_Records from a data collection_

┄┄┄┄┄┄┄┄┄┄┄┄┄┄┄┄┄┄┄┄

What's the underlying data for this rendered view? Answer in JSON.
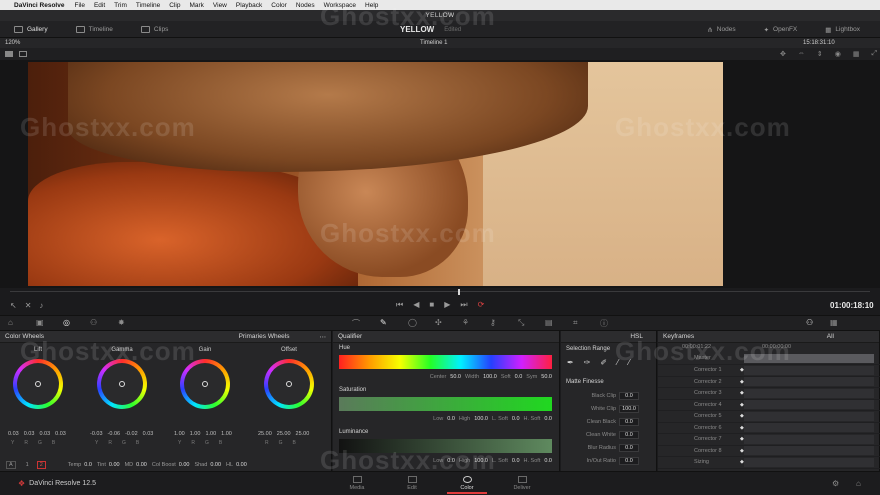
{
  "menubar": {
    "app": "DaVinci Resolve",
    "items": [
      "File",
      "Edit",
      "Trim",
      "Timeline",
      "Clip",
      "Mark",
      "View",
      "Playback",
      "Color",
      "Nodes",
      "Workspace",
      "Help"
    ]
  },
  "window": {
    "title": "YELLOW"
  },
  "toolbar": {
    "left": [
      "Gallery",
      "Timeline",
      "Clips"
    ],
    "clip_name": "YELLOW",
    "clip_sub": "Edited",
    "right": [
      "Nodes",
      "OpenFX",
      "Lightbox"
    ]
  },
  "viewer": {
    "zoom": "120%",
    "timeline_name": "Timeline 1",
    "timecode": "15:18:31:10"
  },
  "transport": {
    "timecode": "01:00:18:10"
  },
  "wheels": {
    "title": "Color Wheels",
    "mode": "Primaries Wheels",
    "items": [
      {
        "label": "Lift",
        "values": [
          "0.03",
          "0.03",
          "0.03",
          "0.03"
        ]
      },
      {
        "label": "Gamma",
        "values": [
          "-0.03",
          "-0.06",
          "-0.02",
          "0.03"
        ]
      },
      {
        "label": "Gain",
        "values": [
          "1.00",
          "1.00",
          "1.00",
          "1.00"
        ]
      },
      {
        "label": "Offset",
        "values": [
          "25.00",
          "25.00",
          "25.00"
        ]
      }
    ],
    "keys4": [
      "Y",
      "R",
      "G",
      "B"
    ],
    "keys3": [
      "R",
      "G",
      "B"
    ],
    "footer": {
      "tab_a": "A",
      "tab_1": "1",
      "tab_2": "2",
      "temp_label": "Temp",
      "temp": "0.0",
      "tint_label": "Tint",
      "tint": "0.00",
      "md_label": "MD",
      "md": "0.00",
      "colboost_label": "Col Boost",
      "colboost": "0.00",
      "shad_label": "Shad",
      "shad": "0.00",
      "hl_label": "HL",
      "hl": "0.00"
    }
  },
  "qualifier": {
    "title": "Qualifier",
    "mode": "HSL",
    "hue": {
      "label": "Hue",
      "center_label": "Center",
      "center": "50.0",
      "width_label": "Width",
      "width": "100.0",
      "soft_label": "Soft",
      "soft": "0.0",
      "sym_label": "Sym",
      "sym": "50.0"
    },
    "saturation": {
      "label": "Saturation",
      "low_label": "Low",
      "low": "0.0",
      "high_label": "High",
      "high": "100.0",
      "lsoft_label": "L. Soft",
      "lsoft": "0.0",
      "hsoft_label": "H. Soft",
      "hsoft": "0.0"
    },
    "luminance": {
      "label": "Luminance",
      "low_label": "Low",
      "low": "0.0",
      "high_label": "High",
      "high": "100.0",
      "lsoft_label": "L. Soft",
      "lsoft": "0.0",
      "hsoft_label": "H. Soft",
      "hsoft": "0.0"
    }
  },
  "selection": {
    "title": "Selection Range",
    "matte_title": "Matte Finesse",
    "rows": [
      {
        "label": "Black Clip",
        "value": "0.0"
      },
      {
        "label": "White Clip",
        "value": "100.0"
      },
      {
        "label": "Clean Black",
        "value": "0.0"
      },
      {
        "label": "Clean White",
        "value": "0.0"
      },
      {
        "label": "Blur Radius",
        "value": "0.0"
      },
      {
        "label": "In/Out Ratio",
        "value": "0.0"
      }
    ]
  },
  "keyframes": {
    "title": "Keyframes",
    "filter": "All",
    "tc_left": "00:00:01:22",
    "tc_right": "00:00:00:00",
    "rows": [
      "Master",
      "Corrector 1",
      "Corrector 2",
      "Corrector 3",
      "Corrector 4",
      "Corrector 5",
      "Corrector 6",
      "Corrector 7",
      "Corrector 8",
      "Sizing"
    ]
  },
  "pages": {
    "brand": "DaVinci Resolve 12.5",
    "tabs": [
      "Media",
      "Edit",
      "Color",
      "Deliver"
    ],
    "active": "Color"
  },
  "watermark": "Ghostxx.com"
}
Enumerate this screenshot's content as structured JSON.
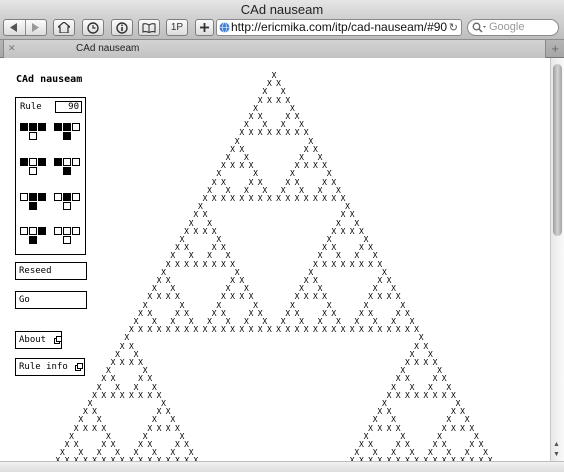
{
  "window": {
    "title": "CAd nauseam"
  },
  "toolbar": {
    "topsites_label": "1P",
    "url": "http://ericmika.com/itp/cad-nauseam/#90",
    "search_placeholder": "Google"
  },
  "tabs": [
    {
      "label": "CAd nauseam"
    }
  ],
  "page": {
    "title": "CAd nauseam",
    "rule_label": "Rule",
    "rule_value": "90",
    "rules": [
      {
        "pattern": [
          1,
          1,
          1
        ],
        "result": 0
      },
      {
        "pattern": [
          1,
          1,
          0
        ],
        "result": 1
      },
      {
        "pattern": [
          1,
          0,
          1
        ],
        "result": 0
      },
      {
        "pattern": [
          1,
          0,
          0
        ],
        "result": 1
      },
      {
        "pattern": [
          0,
          1,
          1
        ],
        "result": 1
      },
      {
        "pattern": [
          0,
          1,
          0
        ],
        "result": 0
      },
      {
        "pattern": [
          0,
          0,
          1
        ],
        "result": 1
      },
      {
        "pattern": [
          0,
          0,
          0
        ],
        "result": 0
      }
    ],
    "buttons": {
      "reseed": "Reseed",
      "go": "Go",
      "about": "About",
      "rule_info": "Rule info"
    },
    "automaton": {
      "rule": 90,
      "cell_char": "X"
    }
  }
}
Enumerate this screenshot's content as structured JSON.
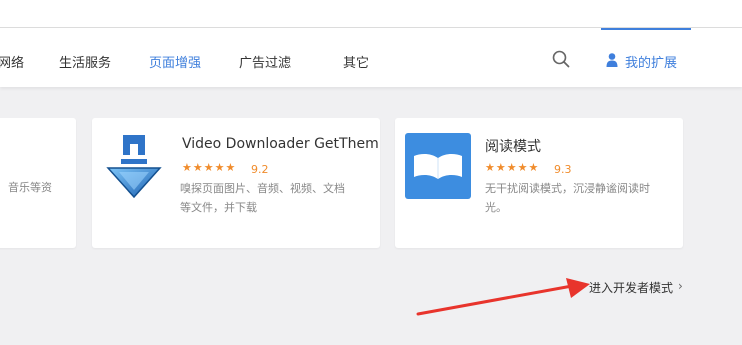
{
  "nav": {
    "items": [
      {
        "label": "网络",
        "active": false
      },
      {
        "label": "生活服务",
        "active": false
      },
      {
        "label": "页面增强",
        "active": true
      },
      {
        "label": "广告过滤",
        "active": false
      },
      {
        "label": "其它",
        "active": false
      }
    ],
    "search_icon": "search-icon",
    "my_extensions": {
      "label": "我的扩展",
      "icon": "person-icon"
    }
  },
  "cards": [
    {
      "title": "",
      "stars": "",
      "score": "",
      "desc_line1": "",
      "desc_line2": "音乐等资"
    },
    {
      "title": "Video Downloader GetThem...",
      "stars": "★★★★★",
      "rating": 4.5,
      "score": "9.2",
      "desc_line1": "嗅探页面图片、音频、视频、文档",
      "desc_line2": "等文件，并下载",
      "icon": "download-arrow-icon"
    },
    {
      "title": "阅读模式",
      "stars": "★★★★★",
      "rating": 5,
      "score": "9.3",
      "desc_line1": "无干扰阅读模式，沉浸静谧阅读时",
      "desc_line2": "光。",
      "icon": "open-book-icon"
    }
  ],
  "developer_mode": {
    "label": "进入开发者模式",
    "chevron": "›"
  },
  "colors": {
    "accent": "#3f7fdc",
    "star": "#f08c2c",
    "annotation_arrow": "#e8342c",
    "book_tile": "#3d8de0"
  }
}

┄┄┄┄┄┄┄┄┄┄┄┄┄┄┄┄┄┄┄┄

_What the task requires_
Your task is to return the entries above exactly, with no pictures.

_Exercise output_
What's the underlying data for this rendered view? Answer in JSON.
{
  "menubar": {
    "app": "DaVinci Resolve",
    "items": [
      "File",
      "Edit",
      "Trim",
      "Timeline",
      "Clip",
      "Mark",
      "View",
      "Playback",
      "Color",
      "Nodes",
      "Workspace",
      "Help"
    ]
  },
  "window": {
    "title": "YELLOW"
  },
  "toolbar": {
    "left": [
      "Gallery",
      "Timeline",
      "Clips"
    ],
    "clip_name": "YELLOW",
    "clip_sub": "Edited",
    "right": [
      "Nodes",
      "OpenFX",
      "Lightbox"
    ]
  },
  "viewer": {
    "zoom": "120%",
    "timeline_name": "Timeline 1",
    "timecode": "15:18:31:10"
  },
  "transport": {
    "timecode": "01:00:18:10"
  },
  "wheels": {
    "title": "Color Wheels",
    "mode": "Primaries Wheels",
    "items": [
      {
        "label": "Lift",
        "values": [
          "0.03",
          "0.03",
          "0.03",
          "0.03"
        ]
      },
      {
        "label": "Gamma",
        "values": [
          "-0.03",
          "-0.06",
          "-0.02",
          "0.03"
        ]
      },
      {
        "label": "Gain",
        "values": [
          "1.00",
          "1.00",
          "1.00",
          "1.00"
        ]
      },
      {
        "label": "Offset",
        "values": [
          "25.00",
          "25.00",
          "25.00"
        ]
      }
    ],
    "keys4": [
      "Y",
      "R",
      "G",
      "B"
    ],
    "keys3": [
      "R",
      "G",
      "B"
    ],
    "footer": {
      "tab_a": "A",
      "tab_1": "1",
      "tab_2": "2",
      "temp_label": "Temp",
      "temp": "0.0",
      "tint_label": "Tint",
      "tint": "0.00",
      "md_label": "MD",
      "md": "0.00",
      "colboost_label": "Col Boost",
      "colboost": "0.00",
      "shad_label": "Shad",
      "shad": "0.00",
      "hl_label": "HL",
      "hl": "0.00"
    }
  },
  "qualifier": {
    "title": "Qualifier",
    "mode": "HSL",
    "hue": {
      "label": "Hue",
      "center_label": "Center",
      "center": "50.0",
      "width_label": "Width",
      "width": "100.0",
      "soft_label": "Soft",
      "soft": "0.0",
      "sym_label": "Sym",
      "sym": "50.0"
    },
    "saturation": {
      "label": "Saturation",
      "low_label": "Low",
      "low": "0.0",
      "high_label": "High",
      "high": "100.0",
      "lsoft_label": "L. Soft",
      "lsoft": "0.0",
      "hsoft_label": "H. Soft",
      "hsoft": "0.0"
    },
    "luminance": {
      "label": "Luminance",
      "low_label": "Low",
      "low": "0.0",
      "high_label": "High",
      "high": "100.0",
      "lsoft_label": "L. Soft",
      "lsoft": "0.0",
      "hsoft_label": "H. Soft",
      "hsoft": "0.0"
    }
  },
  "selection": {
    "title": "Selection Range",
    "matte_title": "Matte Finesse",
    "rows": [
      {
        "label": "Black Clip",
        "value": "0.0"
      },
      {
        "label": "White Clip",
        "value": "100.0"
      },
      {
        "label": "Clean Black",
        "value": "0.0"
      },
      {
        "label": "Clean White",
        "value": "0.0"
      },
      {
        "label": "Blur Radius",
        "value": "0.0"
      },
      {
        "label": "In/Out Ratio",
        "value": "0.0"
      }
    ]
  },
  "keyframes": {
    "title": "Keyframes",
    "filter": "All",
    "tc_left": "00:00:01:22",
    "tc_right": "00:00:00:00",
    "rows": [
      "Master",
      "Corrector 1",
      "Corrector 2",
      "Corrector 3",
      "Corrector 4",
      "Corrector 5",
      "Corrector 6",
      "Corrector 7",
      "Corrector 8",
      "Sizing"
    ]
  },
  "pages": {
    "brand": "DaVinci Resolve 12.5",
    "tabs": [
      "Media",
      "Edit",
      "Color",
      "Deliver"
    ],
    "active": "Color"
  },
  "watermark": "Ghostxx.com"
}
Enumerate this screenshot's content as structured JSON.
{
  "window": {
    "title": "CAd nauseam"
  },
  "toolbar": {
    "topsites_label": "1P",
    "url": "http://ericmika.com/itp/cad-nauseam/#90",
    "search_placeholder": "Google"
  },
  "tabs": [
    {
      "label": "CAd nauseam"
    }
  ],
  "page": {
    "title": "CAd nauseam",
    "rule_label": "Rule",
    "rule_value": "90",
    "rules": [
      {
        "pattern": [
          1,
          1,
          1
        ],
        "result": 0
      },
      {
        "pattern": [
          1,
          1,
          0
        ],
        "result": 1
      },
      {
        "pattern": [
          1,
          0,
          1
        ],
        "result": 0
      },
      {
        "pattern": [
          1,
          0,
          0
        ],
        "result": 1
      },
      {
        "pattern": [
          0,
          1,
          1
        ],
        "result": 1
      },
      {
        "pattern": [
          0,
          1,
          0
        ],
        "result": 0
      },
      {
        "pattern": [
          0,
          0,
          1
        ],
        "result": 1
      },
      {
        "pattern": [
          0,
          0,
          0
        ],
        "result": 0
      }
    ],
    "buttons": {
      "reseed": "Reseed",
      "go": "Go",
      "about": "About",
      "rule_info": "Rule info"
    },
    "automaton": {
      "rule": 90,
      "cell_char": "X"
    }
  }
}
Enumerate this screenshot's content as structured JSON.
{
  "nav": {
    "items": [
      {
        "label": "网络",
        "active": false
      },
      {
        "label": "生活服务",
        "active": false
      },
      {
        "label": "页面增强",
        "active": true
      },
      {
        "label": "广告过滤",
        "active": false
      },
      {
        "label": "其它",
        "active": false
      }
    ],
    "search_icon": "search-icon",
    "my_extensions": {
      "label": "我的扩展",
      "icon": "person-icon"
    }
  },
  "cards": [
    {
      "title": "",
      "stars": "",
      "score": "",
      "desc_line1": "",
      "desc_line2": "音乐等资"
    },
    {
      "title": "Video Downloader GetThem...",
      "stars": "★★★★★",
      "rating": 4.5,
      "score": "9.2",
      "desc_line1": "嗅探页面图片、音频、视频、文档",
      "desc_line2": "等文件，并下载",
      "icon": "download-arrow-icon"
    },
    {
      "title": "阅读模式",
      "stars": "★★★★★",
      "rating": 5,
      "score": "9.3",
      "desc_line1": "无干扰阅读模式，沉浸静谧阅读时",
      "desc_line2": "光。",
      "icon": "open-book-icon"
    }
  ],
  "developer_mode": {
    "label": "进入开发者模式",
    "chevron": "›"
  },
  "colors": {
    "accent": "#3f7fdc",
    "star": "#f08c2c",
    "annotation_arrow": "#e8342c",
    "book_tile": "#3d8de0"
  }
}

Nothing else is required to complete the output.